- Task:
Copy out all the entries word for word.

Items from a dataset:
▽

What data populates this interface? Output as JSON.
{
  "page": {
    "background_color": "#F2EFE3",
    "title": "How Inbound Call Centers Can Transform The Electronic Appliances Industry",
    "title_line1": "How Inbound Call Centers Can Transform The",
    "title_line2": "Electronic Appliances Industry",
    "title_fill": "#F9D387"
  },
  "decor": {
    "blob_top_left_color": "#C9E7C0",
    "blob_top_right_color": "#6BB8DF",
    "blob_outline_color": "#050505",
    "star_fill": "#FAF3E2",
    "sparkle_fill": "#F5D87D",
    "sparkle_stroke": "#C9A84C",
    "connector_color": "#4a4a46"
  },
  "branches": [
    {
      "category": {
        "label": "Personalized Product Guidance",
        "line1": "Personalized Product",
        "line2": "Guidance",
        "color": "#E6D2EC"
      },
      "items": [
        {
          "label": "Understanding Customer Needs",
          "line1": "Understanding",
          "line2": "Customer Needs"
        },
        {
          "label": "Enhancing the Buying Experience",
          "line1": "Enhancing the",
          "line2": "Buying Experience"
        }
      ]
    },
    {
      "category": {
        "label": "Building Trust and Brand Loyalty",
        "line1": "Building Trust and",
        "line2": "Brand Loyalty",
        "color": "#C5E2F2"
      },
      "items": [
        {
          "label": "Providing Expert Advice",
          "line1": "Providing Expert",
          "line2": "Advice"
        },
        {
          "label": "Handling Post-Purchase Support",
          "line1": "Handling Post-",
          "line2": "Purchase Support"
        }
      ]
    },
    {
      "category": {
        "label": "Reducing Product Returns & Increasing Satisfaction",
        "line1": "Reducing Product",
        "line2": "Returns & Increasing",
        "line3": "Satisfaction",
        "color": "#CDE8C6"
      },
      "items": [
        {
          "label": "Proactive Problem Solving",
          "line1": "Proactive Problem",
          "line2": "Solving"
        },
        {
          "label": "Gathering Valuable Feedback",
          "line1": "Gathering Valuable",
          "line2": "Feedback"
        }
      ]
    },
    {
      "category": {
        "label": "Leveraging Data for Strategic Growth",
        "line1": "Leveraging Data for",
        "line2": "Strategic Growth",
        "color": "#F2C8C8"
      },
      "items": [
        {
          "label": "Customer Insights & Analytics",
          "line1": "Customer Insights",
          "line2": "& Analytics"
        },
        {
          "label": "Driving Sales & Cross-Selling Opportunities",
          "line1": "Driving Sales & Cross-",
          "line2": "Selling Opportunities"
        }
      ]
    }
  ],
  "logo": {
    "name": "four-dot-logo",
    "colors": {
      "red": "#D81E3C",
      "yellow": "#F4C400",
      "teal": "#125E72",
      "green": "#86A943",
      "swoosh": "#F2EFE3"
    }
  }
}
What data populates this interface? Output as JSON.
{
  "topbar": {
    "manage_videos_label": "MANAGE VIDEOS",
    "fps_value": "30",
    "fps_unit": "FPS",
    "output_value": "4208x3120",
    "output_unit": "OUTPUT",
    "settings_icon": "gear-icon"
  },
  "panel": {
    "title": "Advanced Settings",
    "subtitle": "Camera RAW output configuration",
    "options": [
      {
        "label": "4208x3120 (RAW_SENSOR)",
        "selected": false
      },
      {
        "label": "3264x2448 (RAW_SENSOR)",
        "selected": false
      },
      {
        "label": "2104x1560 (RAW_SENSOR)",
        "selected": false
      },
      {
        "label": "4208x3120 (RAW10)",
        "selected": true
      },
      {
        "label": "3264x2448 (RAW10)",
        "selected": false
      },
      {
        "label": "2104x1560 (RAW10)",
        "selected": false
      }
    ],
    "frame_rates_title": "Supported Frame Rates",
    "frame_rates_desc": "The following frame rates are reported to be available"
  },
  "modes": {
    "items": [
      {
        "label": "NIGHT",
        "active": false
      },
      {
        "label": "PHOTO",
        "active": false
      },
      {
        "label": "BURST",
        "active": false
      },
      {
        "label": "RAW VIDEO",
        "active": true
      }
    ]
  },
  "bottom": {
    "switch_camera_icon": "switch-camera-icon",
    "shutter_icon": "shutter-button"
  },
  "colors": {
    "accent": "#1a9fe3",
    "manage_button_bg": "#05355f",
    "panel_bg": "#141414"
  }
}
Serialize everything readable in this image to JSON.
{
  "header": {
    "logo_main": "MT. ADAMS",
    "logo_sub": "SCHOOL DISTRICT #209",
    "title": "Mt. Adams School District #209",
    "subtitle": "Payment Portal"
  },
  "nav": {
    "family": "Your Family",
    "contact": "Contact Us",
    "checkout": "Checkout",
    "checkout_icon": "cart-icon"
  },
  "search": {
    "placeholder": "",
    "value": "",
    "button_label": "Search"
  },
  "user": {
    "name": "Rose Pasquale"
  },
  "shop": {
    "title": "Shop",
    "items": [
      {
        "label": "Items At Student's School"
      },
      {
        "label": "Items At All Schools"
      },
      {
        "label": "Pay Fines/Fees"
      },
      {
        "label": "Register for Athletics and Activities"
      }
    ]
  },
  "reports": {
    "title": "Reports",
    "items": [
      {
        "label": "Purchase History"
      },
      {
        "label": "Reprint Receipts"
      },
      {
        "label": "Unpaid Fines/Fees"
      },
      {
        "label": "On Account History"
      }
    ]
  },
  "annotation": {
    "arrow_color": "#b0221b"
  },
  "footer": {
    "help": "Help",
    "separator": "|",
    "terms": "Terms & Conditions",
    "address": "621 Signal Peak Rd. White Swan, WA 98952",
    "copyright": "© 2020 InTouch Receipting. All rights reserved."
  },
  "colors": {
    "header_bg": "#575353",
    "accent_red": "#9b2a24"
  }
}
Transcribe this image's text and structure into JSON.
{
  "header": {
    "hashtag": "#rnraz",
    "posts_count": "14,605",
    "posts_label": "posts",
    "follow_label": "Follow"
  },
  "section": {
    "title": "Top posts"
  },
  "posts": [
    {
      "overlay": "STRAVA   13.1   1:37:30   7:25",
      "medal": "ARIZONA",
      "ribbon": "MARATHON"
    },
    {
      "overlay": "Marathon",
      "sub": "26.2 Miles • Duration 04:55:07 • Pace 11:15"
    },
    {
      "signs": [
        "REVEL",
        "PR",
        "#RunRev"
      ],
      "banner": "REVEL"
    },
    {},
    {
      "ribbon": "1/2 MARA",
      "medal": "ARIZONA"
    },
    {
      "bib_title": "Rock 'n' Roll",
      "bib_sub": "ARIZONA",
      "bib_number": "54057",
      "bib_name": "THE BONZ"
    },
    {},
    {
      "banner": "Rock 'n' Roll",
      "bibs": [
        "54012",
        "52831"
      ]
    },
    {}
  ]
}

△

- Written response:
What data populates this interface? Output as JSON.
{
  "page": {
    "background_color": "#F2EFE3",
    "title": "How Inbound Call Centers Can Transform The Electronic Appliances Industry",
    "title_line1": "How Inbound Call Centers Can Transform The",
    "title_line2": "Electronic Appliances Industry",
    "title_fill": "#F9D387"
  },
  "decor": {
    "blob_top_left_color": "#C9E7C0",
    "blob_top_right_color": "#6BB8DF",
    "blob_outline_color": "#050505",
    "star_fill": "#FAF3E2",
    "sparkle_fill": "#F5D87D",
    "sparkle_stroke": "#C9A84C",
    "connector_color": "#4a4a46"
  },
  "branches": [
    {
      "category": {
        "label": "Personalized Product Guidance",
        "line1": "Personalized Product",
        "line2": "Guidance",
        "color": "#E6D2EC"
      },
      "items": [
        {
          "label": "Understanding Customer Needs",
          "line1": "Understanding",
          "line2": "Customer Needs"
        },
        {
          "label": "Enhancing the Buying Experience",
          "line1": "Enhancing the",
          "line2": "Buying Experience"
        }
      ]
    },
    {
      "category": {
        "label": "Building Trust and Brand Loyalty",
        "line1": "Building Trust and",
        "line2": "Brand Loyalty",
        "color": "#C5E2F2"
      },
      "items": [
        {
          "label": "Providing Expert Advice",
          "line1": "Providing Expert",
          "line2": "Advice"
        },
        {
          "label": "Handling Post-Purchase Support",
          "line1": "Handling Post-",
          "line2": "Purchase Support"
        }
      ]
    },
    {
      "category": {
        "label": "Reducing Product Returns & Increasing Satisfaction",
        "line1": "Reducing Product",
        "line2": "Returns & Increasing",
        "line3": "Satisfaction",
        "color": "#CDE8C6"
      },
      "items": [
        {
          "label": "Proactive Problem Solving",
          "line1": "Proactive Problem",
          "line2": "Solving"
        },
        {
          "label": "Gathering Valuable Feedback",
          "line1": "Gathering Valuable",
          "line2": "Feedback"
        }
      ]
    },
    {
      "category": {
        "label": "Leveraging Data for Strategic Growth",
        "line1": "Leveraging Data for",
        "line2": "Strategic Growth",
        "color": "#F2C8C8"
      },
      "items": [
        {
          "label": "Customer Insights & Analytics",
          "line1": "Customer Insights",
          "line2": "& Analytics"
        },
        {
          "label": "Driving Sales & Cross-Selling Opportunities",
          "line1": "Driving Sales & Cross-",
          "line2": "Selling Opportunities"
        }
      ]
    }
  ],
  "logo": {
    "name": "four-dot-logo",
    "colors": {
      "red": "#D81E3C",
      "yellow": "#F4C400",
      "teal": "#125E72",
      "green": "#86A943",
      "swoosh": "#F2EFE3"
    }
  }
}
What data populates this interface? Output as JSON.
{
  "topbar": {
    "manage_videos_label": "MANAGE VIDEOS",
    "fps_value": "30",
    "fps_unit": "FPS",
    "output_value": "4208x3120",
    "output_unit": "OUTPUT",
    "settings_icon": "gear-icon"
  },
  "panel": {
    "title": "Advanced Settings",
    "subtitle": "Camera RAW output configuration",
    "options": [
      {
        "label": "4208x3120 (RAW_SENSOR)",
        "selected": false
      },
      {
        "label": "3264x2448 (RAW_SENSOR)",
        "selected": false
      },
      {
        "label": "2104x1560 (RAW_SENSOR)",
        "selected": false
      },
      {
        "label": "4208x3120 (RAW10)",
        "selected": true
      },
      {
        "label": "3264x2448 (RAW10)",
        "selected": false
      },
      {
        "label": "2104x1560 (RAW10)",
        "selected": false
      }
    ],
    "frame_rates_title": "Supported Frame Rates",
    "frame_rates_desc": "The following frame rates are reported to be available"
  },
  "modes": {
    "items": [
      {
        "label": "NIGHT",
        "active": false
      },
      {
        "label": "PHOTO",
        "active": false
      },
      {
        "label": "BURST",
        "active": false
      },
      {
        "label": "RAW VIDEO",
        "active": true
      }
    ]
  },
  "bottom": {
    "switch_camera_icon": "switch-camera-icon",
    "shutter_icon": "shutter-button"
  },
  "colors": {
    "accent": "#1a9fe3",
    "manage_button_bg": "#05355f",
    "panel_bg": "#141414"
  }
}
Serialize everything readable in this image to JSON.
{
  "header": {
    "logo_main": "MT. ADAMS",
    "logo_sub": "SCHOOL DISTRICT #209",
    "title": "Mt. Adams School District #209",
    "subtitle": "Payment Portal"
  },
  "nav": {
    "family": "Your Family",
    "contact": "Contact Us",
    "checkout": "Checkout",
    "checkout_icon": "cart-icon"
  },
  "search": {
    "placeholder": "",
    "value": "",
    "button_label": "Search"
  },
  "user": {
    "name": "Rose Pasquale"
  },
  "shop": {
    "title": "Shop",
    "items": [
      {
        "label": "Items At Student's School"
      },
      {
        "label": "Items At All Schools"
      },
      {
        "label": "Pay Fines/Fees"
      },
      {
        "label": "Register for Athletics and Activities"
      }
    ]
  },
  "reports": {
    "title": "Reports",
    "items": [
      {
        "label": "Purchase History"
      },
      {
        "label": "Reprint Receipts"
      },
      {
        "label": "Unpaid Fines/Fees"
      },
      {
        "label": "On Account History"
      }
    ]
  },
  "annotation": {
    "arrow_color": "#b0221b"
  },
  "footer": {
    "help": "Help",
    "separator": "|",
    "terms": "Terms & Conditions",
    "address": "621 Signal Peak Rd. White Swan, WA 98952",
    "copyright": "© 2020 InTouch Receipting. All rights reserved."
  },
  "colors": {
    "header_bg": "#575353",
    "accent_red": "#9b2a24"
  }
}
Transcribe this image's text and structure into JSON.
{
  "header": {
    "hashtag": "#rnraz",
    "posts_count": "14,605",
    "posts_label": "posts",
    "follow_label": "Follow"
  },
  "section": {
    "title": "Top posts"
  },
  "posts": [
    {
      "overlay": "STRAVA   13.1   1:37:30   7:25",
      "medal": "ARIZONA",
      "ribbon": "MARATHON"
    },
    {
      "overlay": "Marathon",
      "sub": "26.2 Miles • Duration 04:55:07 • Pace 11:15"
    },
    {
      "signs": [
        "REVEL",
        "PR",
        "#RunRev"
      ],
      "banner": "REVEL"
    },
    {},
    {
      "ribbon": "1/2 MARA",
      "medal": "ARIZONA"
    },
    {
      "bib_title": "Rock 'n' Roll",
      "bib_sub": "ARIZONA",
      "bib_number": "54057",
      "bib_name": "THE BONZ"
    },
    {},
    {
      "banner": "Rock 'n' Roll",
      "bibs": [
        "54012",
        "52831"
      ]
    },
    {}
  ]
}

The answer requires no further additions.